• _EXERCISE GOAL_
Recast the items below as a two-column CSV headed item_text and item_answer, with one row per item. Enclose each field in double quotes and replace any line breaks within a field with spaces.
========
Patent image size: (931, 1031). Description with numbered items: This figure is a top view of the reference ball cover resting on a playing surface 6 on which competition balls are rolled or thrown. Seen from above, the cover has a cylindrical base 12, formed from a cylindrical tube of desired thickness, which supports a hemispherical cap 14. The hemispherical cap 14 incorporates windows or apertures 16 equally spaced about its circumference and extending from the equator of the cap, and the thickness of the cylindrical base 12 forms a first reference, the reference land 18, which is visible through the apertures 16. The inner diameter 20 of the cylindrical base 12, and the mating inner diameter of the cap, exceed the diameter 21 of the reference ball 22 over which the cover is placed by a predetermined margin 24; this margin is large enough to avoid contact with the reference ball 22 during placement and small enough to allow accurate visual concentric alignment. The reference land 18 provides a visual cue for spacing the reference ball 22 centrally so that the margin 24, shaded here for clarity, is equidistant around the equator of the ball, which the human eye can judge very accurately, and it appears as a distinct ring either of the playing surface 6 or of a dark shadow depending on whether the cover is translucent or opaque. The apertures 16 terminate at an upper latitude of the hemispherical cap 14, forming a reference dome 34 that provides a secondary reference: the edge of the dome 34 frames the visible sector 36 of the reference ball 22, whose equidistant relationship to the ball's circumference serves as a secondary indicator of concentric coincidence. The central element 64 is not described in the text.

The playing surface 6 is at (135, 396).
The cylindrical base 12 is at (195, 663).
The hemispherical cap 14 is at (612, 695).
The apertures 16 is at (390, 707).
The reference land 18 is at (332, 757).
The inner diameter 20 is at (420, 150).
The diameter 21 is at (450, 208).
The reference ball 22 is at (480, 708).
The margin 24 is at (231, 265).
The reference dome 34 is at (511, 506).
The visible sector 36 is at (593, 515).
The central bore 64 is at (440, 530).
========
• _RESULT FOR THIS EXERCISE_
item_text,item_answer
"Patent image size: (931, 1031). Description with numbered items: This figure is a top view of the reference ball cover resting on a playing surface 6 on which competition balls are rolled or thrown. Seen from above, the cover has a cylindrical base 12, formed from a cylindrical tube of desired thickness, which supports a hemispherical cap 14. The hemispherical cap 14 incorporates windows or apertures 16 equally spaced about its circumference and extending from the equator of the cap, and the thickness of the cylindrical base 12 forms a first reference, the reference land 18, which is visible through the apertures 16. The inner diameter 20 of the cylindrical base 12, and the mating inner diameter of the cap, exceed the diameter 21 of the reference ball 22 over which the cover is placed by a predetermined margin 24; this margin is large enough to avoid contact with the reference ball 22 during placement and small enough to allow accurate visual concentric alignment. The reference land 18 provides a visual cue for spacing the reference ball 22 centrally so that the margin 24, shaded here for clarity, is equidistant around the equator of the ball, which the human eye can judge very accurately, and it appears as a distinct ring either of the playing surface 6 or of a dark shadow depending on whether the cover is translucent or opaque. The apertures 16 terminate at an upper latitude of the hemispherical cap 14, forming a reference dome 34 that provides a secondary reference: the edge of the dome 34 frames the visible sector 36 of the reference ball 22, whose equidistant relationship to the ball's circumference serves as a secondary indicator of concentric coincidence. The central element 64 is not described in the text.","The playing surface 6 is at (135, 396). The cylindrical base 12 is at (195, 663). The hemispherical cap 14 is at (612, 695). The apertures 16 is at (390, 707). The reference land 18 is at (332, 757). The inner diameter 20 is at (420, 150). The diameter 21 is at (450, 208). The reference ball 22 is at (480, 708). The margin 24 is at (231, 265). The reference dome 34 is at (511, 506). The visible sector 36 is at (593, 515). The central bore 64 is at (440, 530)."